_Problem requirements:_
Return the whole listing, line for line, without the pictures in it.

_Task data:_
********************

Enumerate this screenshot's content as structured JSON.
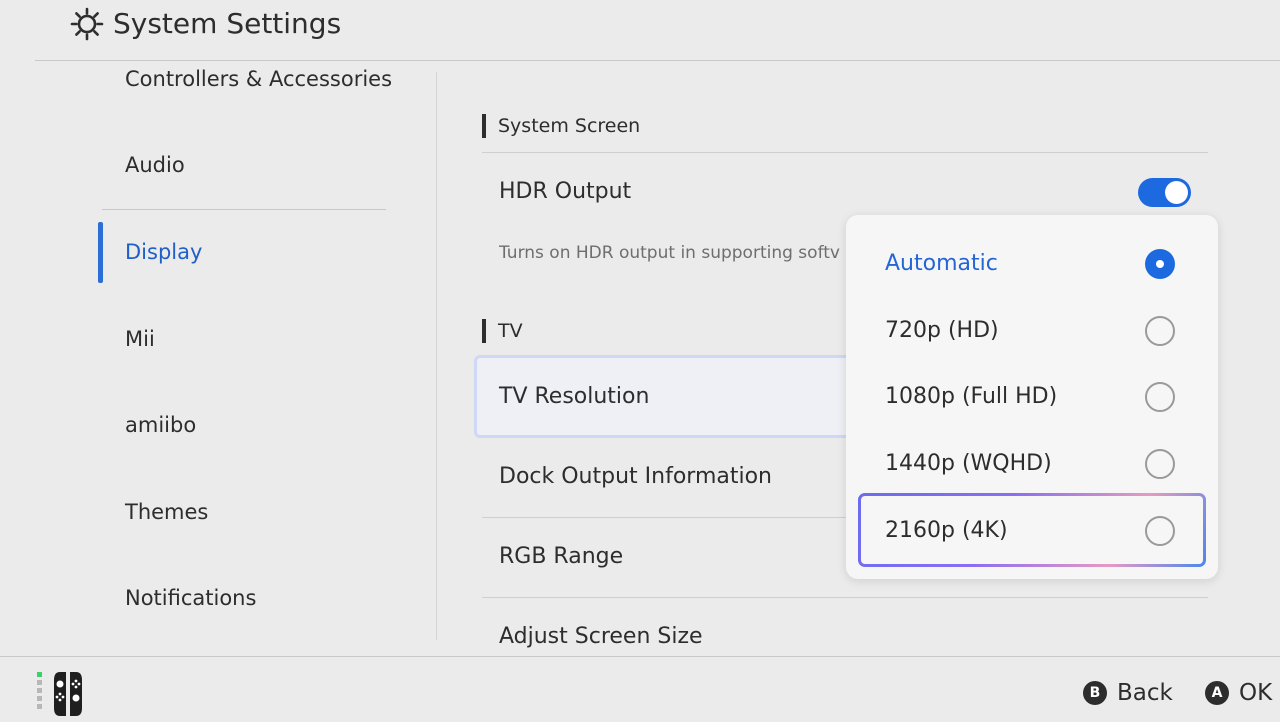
{
  "header": {
    "title": "System Settings",
    "icon": "gear-icon"
  },
  "sidebar": {
    "items": [
      {
        "label": "Controllers & Accessories",
        "active": false
      },
      {
        "label": "Audio",
        "active": false
      },
      {
        "label": "Display",
        "active": true
      },
      {
        "label": "Mii",
        "active": false
      },
      {
        "label": "amiibo",
        "active": false
      },
      {
        "label": "Themes",
        "active": false
      },
      {
        "label": "Notifications",
        "active": false
      }
    ]
  },
  "main": {
    "sections": [
      {
        "label": "System Screen"
      },
      {
        "label": "TV"
      }
    ],
    "hdr_output": {
      "label": "HDR Output",
      "enabled": true,
      "description": "Turns on HDR output in supporting softv"
    },
    "rows": [
      {
        "label": "TV Resolution"
      },
      {
        "label": "Dock Output Information"
      },
      {
        "label": "RGB Range"
      },
      {
        "label": "Adjust Screen Size"
      }
    ]
  },
  "dropdown": {
    "options": [
      {
        "label": "Automatic",
        "selected": true
      },
      {
        "label": "720p (HD)",
        "selected": false
      },
      {
        "label": "1080p (Full HD)",
        "selected": false
      },
      {
        "label": "1440p (WQHD)",
        "selected": false
      },
      {
        "label": "2160p (4K)",
        "selected": false
      }
    ],
    "focused_index": 4
  },
  "footer": {
    "back": {
      "button": "B",
      "label": "Back"
    },
    "ok": {
      "button": "A",
      "label": "OK"
    },
    "controller_icon": "joycon-icon"
  },
  "colors": {
    "accent": "#1d6ae0",
    "active_text": "#1f5fc9",
    "background": "#ebebeb"
  }
}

********************

_Exercise answer:_
Enumerate this screenshot's content as structured JSON.
{
  "header": {
    "title": "System Settings",
    "icon": "gear-icon"
  },
  "sidebar": {
    "items": [
      {
        "label": "Controllers & Accessories",
        "active": false
      },
      {
        "label": "Audio",
        "active": false
      },
      {
        "label": "Display",
        "active": true
      },
      {
        "label": "Mii",
        "active": false
      },
      {
        "label": "amiibo",
        "active": false
      },
      {
        "label": "Themes",
        "active": false
      },
      {
        "label": "Notifications",
        "active": false
      }
    ]
  },
  "main": {
    "sections": [
      {
        "label": "System Screen"
      },
      {
        "label": "TV"
      }
    ],
    "hdr_output": {
      "label": "HDR Output",
      "enabled": true,
      "description": "Turns on HDR output in supporting softv"
    },
    "rows": [
      {
        "label": "TV Resolution"
      },
      {
        "label": "Dock Output Information"
      },
      {
        "label": "RGB Range"
      },
      {
        "label": "Adjust Screen Size"
      }
    ]
  },
  "dropdown": {
    "options": [
      {
        "label": "Automatic",
        "selected": true
      },
      {
        "label": "720p (HD)",
        "selected": false
      },
      {
        "label": "1080p (Full HD)",
        "selected": false
      },
      {
        "label": "1440p (WQHD)",
        "selected": false
      },
      {
        "label": "2160p (4K)",
        "selected": false
      }
    ],
    "focused_index": 4
  },
  "footer": {
    "back": {
      "button": "B",
      "label": "Back"
    },
    "ok": {
      "button": "A",
      "label": "OK"
    },
    "controller_icon": "joycon-icon"
  },
  "colors": {
    "accent": "#1d6ae0",
    "active_text": "#1f5fc9",
    "background": "#ebebeb"
  }
}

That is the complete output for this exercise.